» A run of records
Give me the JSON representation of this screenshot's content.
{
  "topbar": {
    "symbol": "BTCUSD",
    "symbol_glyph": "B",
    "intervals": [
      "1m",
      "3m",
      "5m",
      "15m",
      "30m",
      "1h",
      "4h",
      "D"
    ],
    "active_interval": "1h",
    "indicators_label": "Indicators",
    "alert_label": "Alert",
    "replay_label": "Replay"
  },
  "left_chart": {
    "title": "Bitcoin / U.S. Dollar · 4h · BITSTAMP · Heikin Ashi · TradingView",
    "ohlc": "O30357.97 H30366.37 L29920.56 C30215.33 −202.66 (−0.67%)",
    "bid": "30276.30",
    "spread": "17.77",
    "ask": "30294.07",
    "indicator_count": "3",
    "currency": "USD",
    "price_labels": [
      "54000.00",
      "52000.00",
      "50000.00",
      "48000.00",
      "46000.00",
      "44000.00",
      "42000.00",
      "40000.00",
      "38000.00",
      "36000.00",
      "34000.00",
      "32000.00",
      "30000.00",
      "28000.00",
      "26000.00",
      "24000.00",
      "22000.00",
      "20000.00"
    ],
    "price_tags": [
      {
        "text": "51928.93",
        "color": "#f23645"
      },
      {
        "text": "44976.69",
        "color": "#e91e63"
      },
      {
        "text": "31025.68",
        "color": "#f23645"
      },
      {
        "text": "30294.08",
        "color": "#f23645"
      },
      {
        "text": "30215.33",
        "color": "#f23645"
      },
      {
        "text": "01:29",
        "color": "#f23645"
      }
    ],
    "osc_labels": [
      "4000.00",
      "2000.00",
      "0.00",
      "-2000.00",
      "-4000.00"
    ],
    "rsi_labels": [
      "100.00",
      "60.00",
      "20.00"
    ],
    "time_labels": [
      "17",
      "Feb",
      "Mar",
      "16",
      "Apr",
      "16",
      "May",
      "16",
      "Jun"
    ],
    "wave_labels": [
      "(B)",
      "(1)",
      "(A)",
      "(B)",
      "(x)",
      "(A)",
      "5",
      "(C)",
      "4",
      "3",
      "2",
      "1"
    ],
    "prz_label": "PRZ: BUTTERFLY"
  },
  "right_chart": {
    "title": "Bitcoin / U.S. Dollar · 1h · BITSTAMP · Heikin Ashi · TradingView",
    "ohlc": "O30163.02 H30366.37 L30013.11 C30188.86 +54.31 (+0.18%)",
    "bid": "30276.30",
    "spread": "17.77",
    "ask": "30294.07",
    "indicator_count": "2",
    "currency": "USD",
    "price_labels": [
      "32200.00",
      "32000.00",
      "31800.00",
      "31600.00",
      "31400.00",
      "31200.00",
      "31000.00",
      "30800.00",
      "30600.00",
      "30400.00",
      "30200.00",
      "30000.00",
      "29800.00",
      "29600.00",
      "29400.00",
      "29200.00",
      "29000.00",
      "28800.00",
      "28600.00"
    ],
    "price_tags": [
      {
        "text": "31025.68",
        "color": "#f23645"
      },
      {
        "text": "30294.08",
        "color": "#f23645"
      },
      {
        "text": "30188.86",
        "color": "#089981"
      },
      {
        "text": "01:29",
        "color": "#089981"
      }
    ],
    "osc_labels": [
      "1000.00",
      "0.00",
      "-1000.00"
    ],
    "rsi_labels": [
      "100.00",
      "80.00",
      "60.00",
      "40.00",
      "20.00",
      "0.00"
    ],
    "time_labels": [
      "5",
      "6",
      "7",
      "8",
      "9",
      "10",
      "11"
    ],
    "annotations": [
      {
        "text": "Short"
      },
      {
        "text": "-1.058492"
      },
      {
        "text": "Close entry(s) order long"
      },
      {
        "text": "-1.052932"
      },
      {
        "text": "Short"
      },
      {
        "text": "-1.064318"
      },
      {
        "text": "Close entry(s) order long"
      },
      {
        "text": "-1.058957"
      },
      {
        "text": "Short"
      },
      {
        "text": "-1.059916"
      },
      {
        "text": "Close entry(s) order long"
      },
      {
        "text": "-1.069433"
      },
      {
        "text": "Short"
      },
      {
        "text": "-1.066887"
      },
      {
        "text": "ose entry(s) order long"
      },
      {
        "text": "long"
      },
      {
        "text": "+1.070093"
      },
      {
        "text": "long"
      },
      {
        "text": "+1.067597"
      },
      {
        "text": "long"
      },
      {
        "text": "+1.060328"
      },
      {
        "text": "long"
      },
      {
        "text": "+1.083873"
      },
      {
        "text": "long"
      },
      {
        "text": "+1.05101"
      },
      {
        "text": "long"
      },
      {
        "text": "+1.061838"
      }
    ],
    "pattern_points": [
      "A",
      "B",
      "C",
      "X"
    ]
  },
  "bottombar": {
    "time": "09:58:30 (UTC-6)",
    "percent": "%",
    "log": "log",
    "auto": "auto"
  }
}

» STATED EXERCISE
Wherever a line in the data above holds "Dollar", copy that line.

» SOLUTION FOR THIS TASK
    "title": "Bitcoin / U.S. Dollar · 4h · BITSTAMP · Heikin Ashi · TradingView",
    "title": "Bitcoin / U.S. Dollar · 1h · BITSTAMP · Heikin Ashi · TradingView",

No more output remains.